**WHAT THE TASK REQUIRES**
Find each line in the following listing that has the string "Показать", then state the count and nothing else.

start SUPPLIED DATA

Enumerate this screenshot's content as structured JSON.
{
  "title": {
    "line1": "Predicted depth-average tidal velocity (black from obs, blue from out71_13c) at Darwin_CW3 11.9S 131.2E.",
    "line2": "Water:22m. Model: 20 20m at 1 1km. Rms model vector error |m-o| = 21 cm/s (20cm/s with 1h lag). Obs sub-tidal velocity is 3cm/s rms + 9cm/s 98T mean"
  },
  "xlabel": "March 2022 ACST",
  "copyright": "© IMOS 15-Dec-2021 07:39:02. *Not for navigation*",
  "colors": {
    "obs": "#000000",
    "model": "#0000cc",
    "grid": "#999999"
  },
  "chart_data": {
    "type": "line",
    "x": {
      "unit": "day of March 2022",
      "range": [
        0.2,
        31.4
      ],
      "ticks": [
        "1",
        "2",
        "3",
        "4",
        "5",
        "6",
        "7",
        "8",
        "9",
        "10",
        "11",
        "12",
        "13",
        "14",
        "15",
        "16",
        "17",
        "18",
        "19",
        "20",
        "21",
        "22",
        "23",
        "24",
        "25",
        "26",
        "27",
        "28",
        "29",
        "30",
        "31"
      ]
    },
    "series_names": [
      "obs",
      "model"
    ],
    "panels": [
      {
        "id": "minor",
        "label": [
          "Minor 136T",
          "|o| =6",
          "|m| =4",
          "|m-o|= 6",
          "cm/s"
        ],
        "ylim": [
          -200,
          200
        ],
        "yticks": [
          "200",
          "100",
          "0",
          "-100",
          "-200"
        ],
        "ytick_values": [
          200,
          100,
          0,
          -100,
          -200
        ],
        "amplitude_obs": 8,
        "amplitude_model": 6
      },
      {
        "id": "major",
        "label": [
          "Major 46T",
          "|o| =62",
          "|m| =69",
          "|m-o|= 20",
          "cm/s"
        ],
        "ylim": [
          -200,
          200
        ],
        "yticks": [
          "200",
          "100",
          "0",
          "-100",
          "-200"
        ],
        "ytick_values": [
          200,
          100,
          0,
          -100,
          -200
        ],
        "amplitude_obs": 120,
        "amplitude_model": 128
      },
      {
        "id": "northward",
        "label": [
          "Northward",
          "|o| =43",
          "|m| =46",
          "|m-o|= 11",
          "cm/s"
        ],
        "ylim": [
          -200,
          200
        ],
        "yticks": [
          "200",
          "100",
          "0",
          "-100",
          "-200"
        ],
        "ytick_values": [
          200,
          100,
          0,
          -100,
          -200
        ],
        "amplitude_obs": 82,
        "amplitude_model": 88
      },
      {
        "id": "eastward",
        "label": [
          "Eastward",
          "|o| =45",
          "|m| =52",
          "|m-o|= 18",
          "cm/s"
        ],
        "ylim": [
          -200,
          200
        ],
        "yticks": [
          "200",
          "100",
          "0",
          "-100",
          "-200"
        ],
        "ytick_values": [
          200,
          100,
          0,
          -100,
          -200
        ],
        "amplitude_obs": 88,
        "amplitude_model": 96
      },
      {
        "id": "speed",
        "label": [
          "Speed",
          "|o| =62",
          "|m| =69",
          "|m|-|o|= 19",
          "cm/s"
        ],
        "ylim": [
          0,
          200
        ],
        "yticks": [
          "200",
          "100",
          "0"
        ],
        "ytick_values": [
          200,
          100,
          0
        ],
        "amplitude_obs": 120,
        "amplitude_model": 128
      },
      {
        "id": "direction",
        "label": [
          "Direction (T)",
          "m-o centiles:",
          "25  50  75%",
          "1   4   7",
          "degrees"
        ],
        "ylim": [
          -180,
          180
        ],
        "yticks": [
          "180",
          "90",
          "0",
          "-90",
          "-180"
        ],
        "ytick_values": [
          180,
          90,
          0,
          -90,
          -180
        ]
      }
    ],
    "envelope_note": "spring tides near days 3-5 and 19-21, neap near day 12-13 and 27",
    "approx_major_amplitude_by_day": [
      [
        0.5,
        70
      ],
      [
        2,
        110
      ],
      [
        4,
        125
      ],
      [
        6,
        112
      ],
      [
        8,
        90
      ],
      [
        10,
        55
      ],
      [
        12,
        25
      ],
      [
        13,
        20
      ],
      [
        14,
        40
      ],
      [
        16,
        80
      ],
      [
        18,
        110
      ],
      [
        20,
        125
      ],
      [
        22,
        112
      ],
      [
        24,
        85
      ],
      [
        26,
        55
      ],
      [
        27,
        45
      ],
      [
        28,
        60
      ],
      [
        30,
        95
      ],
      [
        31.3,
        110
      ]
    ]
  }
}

end SUPPLIED DATA
start SUPPLIED DATA

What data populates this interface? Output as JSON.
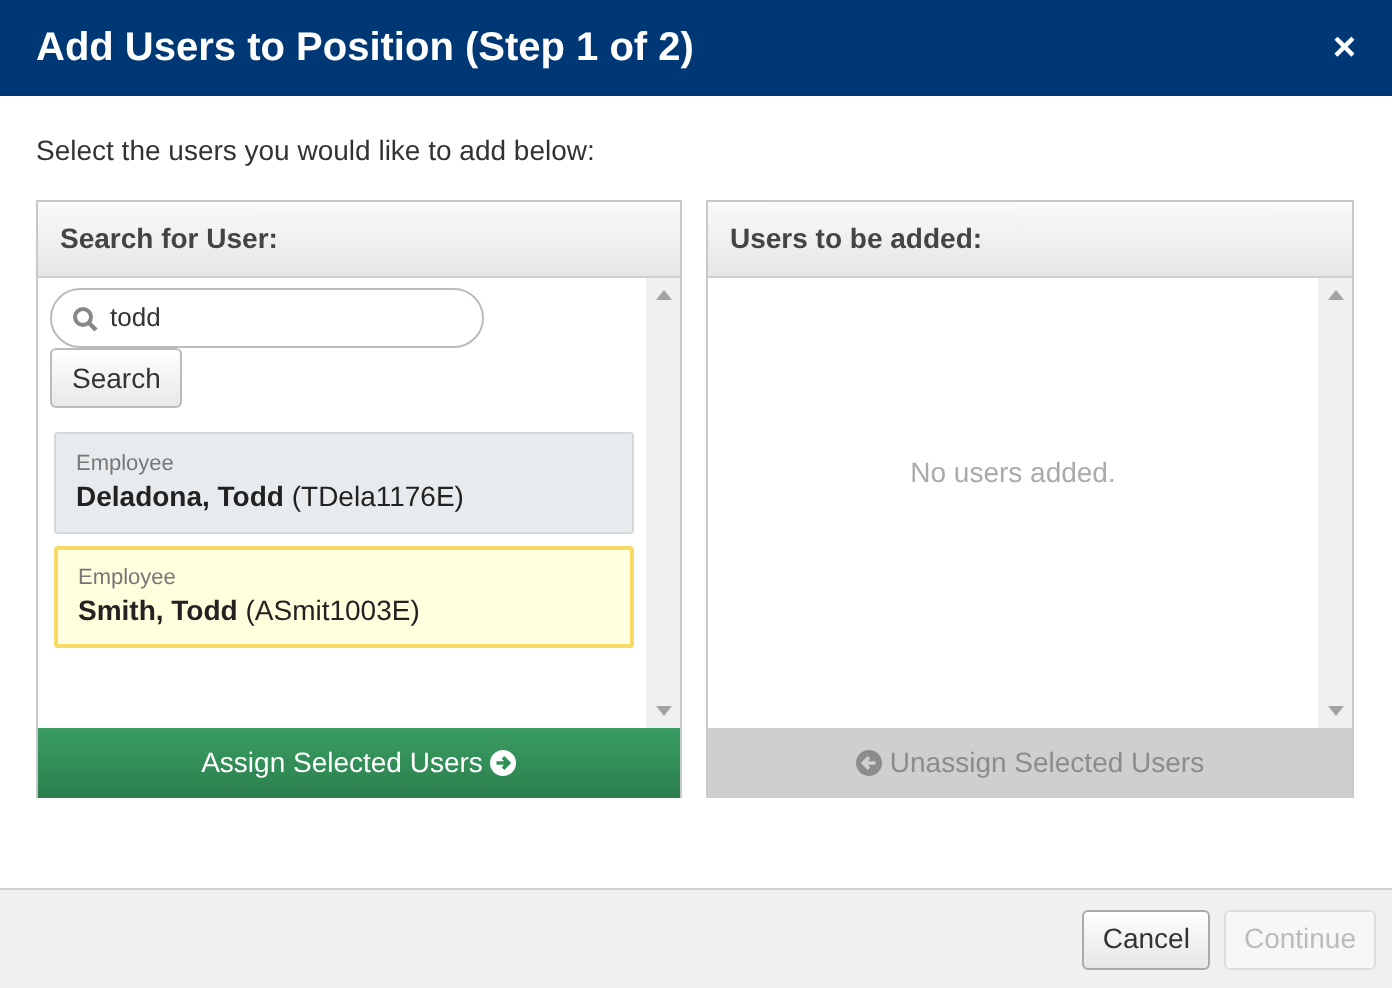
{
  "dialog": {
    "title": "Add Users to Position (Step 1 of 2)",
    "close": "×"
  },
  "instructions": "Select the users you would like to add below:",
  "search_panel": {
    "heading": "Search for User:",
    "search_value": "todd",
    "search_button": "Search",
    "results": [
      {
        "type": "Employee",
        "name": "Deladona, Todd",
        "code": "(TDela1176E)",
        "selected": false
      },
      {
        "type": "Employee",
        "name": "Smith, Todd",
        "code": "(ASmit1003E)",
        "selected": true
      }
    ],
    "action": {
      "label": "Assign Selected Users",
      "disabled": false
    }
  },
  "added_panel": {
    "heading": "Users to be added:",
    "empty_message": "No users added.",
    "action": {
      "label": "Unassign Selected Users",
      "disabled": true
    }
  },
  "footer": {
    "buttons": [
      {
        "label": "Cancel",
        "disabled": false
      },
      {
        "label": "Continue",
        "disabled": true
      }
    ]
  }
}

end SUPPLIED DATA
start SUPPLIED DATA

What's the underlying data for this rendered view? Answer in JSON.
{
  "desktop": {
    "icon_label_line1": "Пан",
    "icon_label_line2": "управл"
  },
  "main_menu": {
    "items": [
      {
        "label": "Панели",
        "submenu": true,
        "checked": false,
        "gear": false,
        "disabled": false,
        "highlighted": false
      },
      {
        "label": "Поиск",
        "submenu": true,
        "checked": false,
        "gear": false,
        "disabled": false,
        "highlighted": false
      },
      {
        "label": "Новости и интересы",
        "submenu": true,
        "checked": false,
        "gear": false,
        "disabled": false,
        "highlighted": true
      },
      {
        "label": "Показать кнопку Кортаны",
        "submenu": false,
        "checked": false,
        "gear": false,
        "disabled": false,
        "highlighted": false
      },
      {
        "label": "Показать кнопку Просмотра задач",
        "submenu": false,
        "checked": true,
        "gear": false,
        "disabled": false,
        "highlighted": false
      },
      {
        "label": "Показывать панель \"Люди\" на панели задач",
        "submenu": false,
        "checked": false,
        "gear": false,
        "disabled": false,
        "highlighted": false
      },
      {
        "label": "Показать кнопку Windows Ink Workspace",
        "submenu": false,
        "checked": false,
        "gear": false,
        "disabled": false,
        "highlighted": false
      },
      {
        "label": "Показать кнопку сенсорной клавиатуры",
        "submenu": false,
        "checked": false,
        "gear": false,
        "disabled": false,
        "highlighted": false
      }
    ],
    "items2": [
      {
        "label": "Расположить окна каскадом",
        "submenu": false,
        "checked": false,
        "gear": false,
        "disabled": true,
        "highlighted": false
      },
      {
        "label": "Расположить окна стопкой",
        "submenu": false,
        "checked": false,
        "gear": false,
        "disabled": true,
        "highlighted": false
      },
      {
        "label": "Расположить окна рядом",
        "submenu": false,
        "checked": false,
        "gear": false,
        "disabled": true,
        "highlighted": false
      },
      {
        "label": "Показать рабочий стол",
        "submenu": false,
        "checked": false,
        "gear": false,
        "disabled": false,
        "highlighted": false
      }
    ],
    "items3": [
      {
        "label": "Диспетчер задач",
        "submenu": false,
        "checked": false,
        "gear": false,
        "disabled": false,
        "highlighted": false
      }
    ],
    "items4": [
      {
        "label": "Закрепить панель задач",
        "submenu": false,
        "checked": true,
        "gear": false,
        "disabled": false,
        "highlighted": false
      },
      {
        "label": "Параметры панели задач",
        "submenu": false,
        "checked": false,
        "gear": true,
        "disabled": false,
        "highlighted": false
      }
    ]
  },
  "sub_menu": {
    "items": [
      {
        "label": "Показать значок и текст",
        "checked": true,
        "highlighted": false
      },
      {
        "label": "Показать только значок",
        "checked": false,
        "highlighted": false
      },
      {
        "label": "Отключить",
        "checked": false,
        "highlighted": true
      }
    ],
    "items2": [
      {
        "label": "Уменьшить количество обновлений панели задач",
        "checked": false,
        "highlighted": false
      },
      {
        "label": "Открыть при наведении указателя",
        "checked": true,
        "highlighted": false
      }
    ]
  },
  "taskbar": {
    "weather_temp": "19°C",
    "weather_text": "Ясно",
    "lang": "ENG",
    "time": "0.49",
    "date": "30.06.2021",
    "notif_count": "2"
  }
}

end SUPPLIED DATA

**SOLUTION TO THIS TASK**
7